--- Start of Data ---

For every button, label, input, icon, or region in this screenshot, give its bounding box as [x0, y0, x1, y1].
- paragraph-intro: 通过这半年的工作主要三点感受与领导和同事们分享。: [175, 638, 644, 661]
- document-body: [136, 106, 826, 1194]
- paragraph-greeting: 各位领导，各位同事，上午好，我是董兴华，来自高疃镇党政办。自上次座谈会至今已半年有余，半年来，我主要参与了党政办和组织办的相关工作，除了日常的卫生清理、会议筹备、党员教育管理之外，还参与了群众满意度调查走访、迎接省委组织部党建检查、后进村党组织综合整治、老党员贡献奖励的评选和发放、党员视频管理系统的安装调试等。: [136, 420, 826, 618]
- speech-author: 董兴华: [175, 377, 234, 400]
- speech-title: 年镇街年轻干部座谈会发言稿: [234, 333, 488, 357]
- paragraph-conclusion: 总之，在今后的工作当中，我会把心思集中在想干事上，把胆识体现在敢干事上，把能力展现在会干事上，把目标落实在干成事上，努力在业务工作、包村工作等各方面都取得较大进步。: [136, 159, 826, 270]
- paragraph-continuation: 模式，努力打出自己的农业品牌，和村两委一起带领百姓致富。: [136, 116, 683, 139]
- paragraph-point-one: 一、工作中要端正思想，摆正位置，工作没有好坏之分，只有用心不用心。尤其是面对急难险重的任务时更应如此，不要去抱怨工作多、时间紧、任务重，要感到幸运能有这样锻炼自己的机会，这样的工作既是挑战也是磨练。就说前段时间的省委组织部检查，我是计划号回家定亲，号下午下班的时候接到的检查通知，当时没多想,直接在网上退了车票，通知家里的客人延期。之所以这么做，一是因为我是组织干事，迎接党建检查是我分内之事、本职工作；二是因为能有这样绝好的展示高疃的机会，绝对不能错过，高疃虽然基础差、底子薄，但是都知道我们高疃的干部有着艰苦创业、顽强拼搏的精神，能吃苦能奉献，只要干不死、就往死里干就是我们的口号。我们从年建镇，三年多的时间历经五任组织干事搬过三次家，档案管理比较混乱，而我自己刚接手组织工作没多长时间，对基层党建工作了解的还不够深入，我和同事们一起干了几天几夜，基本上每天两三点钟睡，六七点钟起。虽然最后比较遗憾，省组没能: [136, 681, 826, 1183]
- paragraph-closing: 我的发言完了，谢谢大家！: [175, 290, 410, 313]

--- End of Data ---

▶ _Set task_: Copy every line of the material above word for word, leaving nothing out and changing nothing.

▶ _Answer to the exercise_:
For every button, label, input, icon, or region in this screenshot, give its bounding box as [x0, y0, x1, y1].
- paragraph-intro: 通过这半年的工作主要三点感受与领导和同事们分享。: [175, 638, 644, 661]
- document-body: [136, 106, 826, 1194]
- paragraph-greeting: 各位领导，各位同事，上午好，我是董兴华，来自高疃镇党政办。自上次座谈会至今已半年有余，半年来，我主要参与了党政办和组织办的相关工作，除了日常的卫生清理、会议筹备、党员教育管理之外，还参与了群众满意度调查走访、迎接省委组织部党建检查、后进村党组织综合整治、老党员贡献奖励的评选和发放、党员视频管理系统的安装调试等。: [136, 420, 826, 618]
- speech-author: 董兴华: [175, 377, 234, 400]
- speech-title: 年镇街年轻干部座谈会发言稿: [234, 333, 488, 357]
- paragraph-conclusion: 总之，在今后的工作当中，我会把心思集中在想干事上，把胆识体现在敢干事上，把能力展现在会干事上，把目标落实在干成事上，努力在业务工作、包村工作等各方面都取得较大进步。: [136, 159, 826, 270]
- paragraph-continuation: 模式，努力打出自己的农业品牌，和村两委一起带领百姓致富。: [136, 116, 683, 139]
- paragraph-point-one: 一、工作中要端正思想，摆正位置，工作没有好坏之分，只有用心不用心。尤其是面对急难险重的任务时更应如此，不要去抱怨工作多、时间紧、任务重，要感到幸运能有这样锻炼自己的机会，这样的工作既是挑战也是磨练。就说前段时间的省委组织部检查，我是计划号回家定亲，号下午下班的时候接到的检查通知，当时没多想,直接在网上退了车票，通知家里的客人延期。之所以这么做，一是因为我是组织干事，迎接党建检查是我分内之事、本职工作；二是因为能有这样绝好的展示高疃的机会，绝对不能错过，高疃虽然基础差、底子薄，但是都知道我们高疃的干部有着艰苦创业、顽强拼搏的精神，能吃苦能奉献，只要干不死、就往死里干就是我们的口号。我们从年建镇，三年多的时间历经五任组织干事搬过三次家，档案管理比较混乱，而我自己刚接手组织工作没多长时间，对基层党建工作了解的还不够深入，我和同事们一起干了几天几夜，基本上每天两三点钟睡，六七点钟起。虽然最后比较遗憾，省组没能: [136, 681, 826, 1183]
- paragraph-closing: 我的发言完了，谢谢大家！: [175, 290, 410, 313]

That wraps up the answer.